- [Exercise brief]
Type out the data exactly as given. Skip any image.

[BEGIN Exercise inputs]

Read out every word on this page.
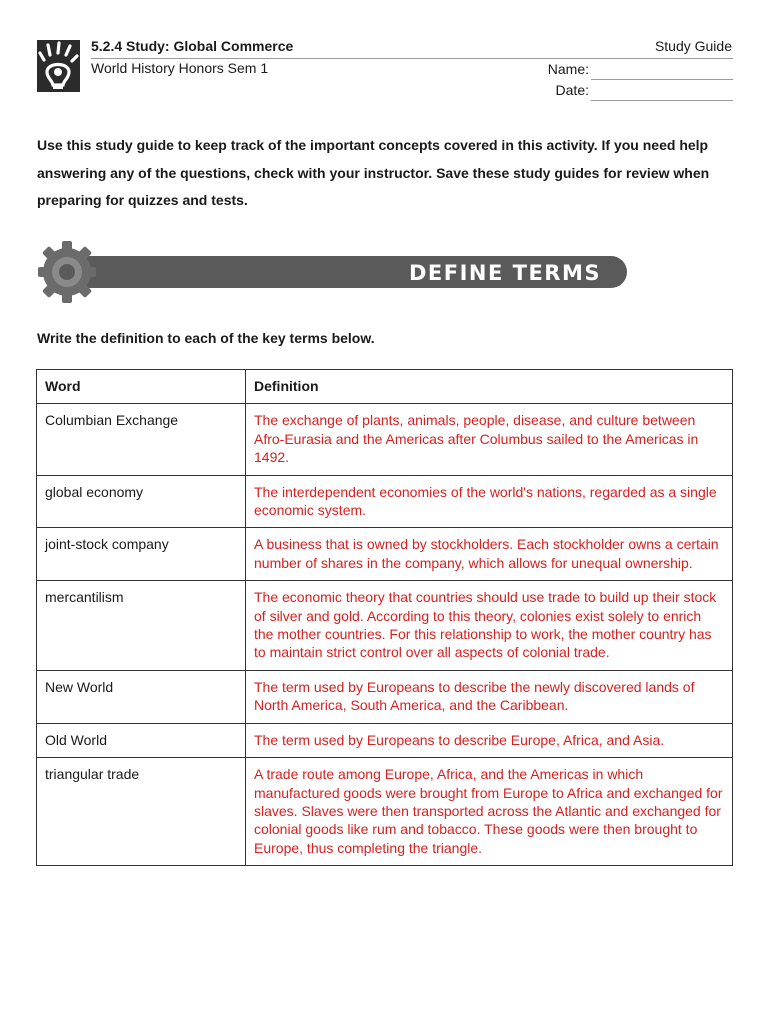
5.2.4 Study: Global Commerce
World History Honors Sem 1
Study Guide
Name:
Date:
Use this study guide to keep track of the important concepts covered in this activity. If you need help answering any of the questions, check with your instructor. Save these study guides for review when preparing for quizzes and tests.
DEFINE TERMS
Write the definition to each of the key terms below.
Word	Definition
Columbian Exchange	The exchange of plants, animals, people, disease, and culture between Afro-Eurasia and the Americas after Columbus sailed to the Americas in 1492.
global economy	The interdependent economies of the world's nations, regarded as a single economic system.
joint-stock company	A business that is owned by stockholders. Each stockholder owns a certain number of shares in the company, which allows for unequal ownership.
mercantilism	The economic theory that countries should use trade to build up their stock of silver and gold. According to this theory, colonies exist solely to enrich the mother countries. For this relationship to work, the mother country has to maintain strict control over all aspects of colonial trade.
New World	The term used by Europeans to describe the newly discovered lands of North America, South America, and the Caribbean.
Old World	The term used by Europeans to describe Europe, Africa, and Asia.
triangular trade	A trade route among Europe, Africa, and the Americas in which manufactured goods were brought from Europe to Africa and exchanged for slaves. Slaves were then transported across the Atlantic and exchanged for colonial goods like rum and tobacco. These goods were then brought to Europe, thus completing the triangle.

[END Exercise inputs]

- [Exercise response]
Read out every word on this page.
5.2.4 Study: Global Commerce
World History Honors Sem 1
Study Guide
Name:
Date:
Use this study guide to keep track of the important concepts covered in this activity. If you need help answering any of the questions, check with your instructor. Save these study guides for review when preparing for quizzes and tests.
DEFINE TERMS
Write the definition to each of the key terms below.
Word	Definition
Columbian Exchange	The exchange of plants, animals, people, disease, and culture between Afro-Eurasia and the Americas after Columbus sailed to the Americas in 1492.
global economy	The interdependent economies of the world's nations, regarded as a single economic system.
joint-stock company	A business that is owned by stockholders. Each stockholder owns a certain number of shares in the company, which allows for unequal ownership.
mercantilism	The economic theory that countries should use trade to build up their stock of silver and gold. According to this theory, colonies exist solely to enrich the mother countries. For this relationship to work, the mother country has to maintain strict control over all aspects of colonial trade.
New World	The term used by Europeans to describe the newly discovered lands of North America, South America, and the Caribbean.
Old World	The term used by Europeans to describe Europe, Africa, and Asia.
triangular trade	A trade route among Europe, Africa, and the Americas in which manufactured goods were brought from Europe to Africa and exchanged for slaves. Slaves were then transported across the Atlantic and exchanged for colonial goods like rum and tobacco. These goods were then brought to Europe, thus completing the triangle.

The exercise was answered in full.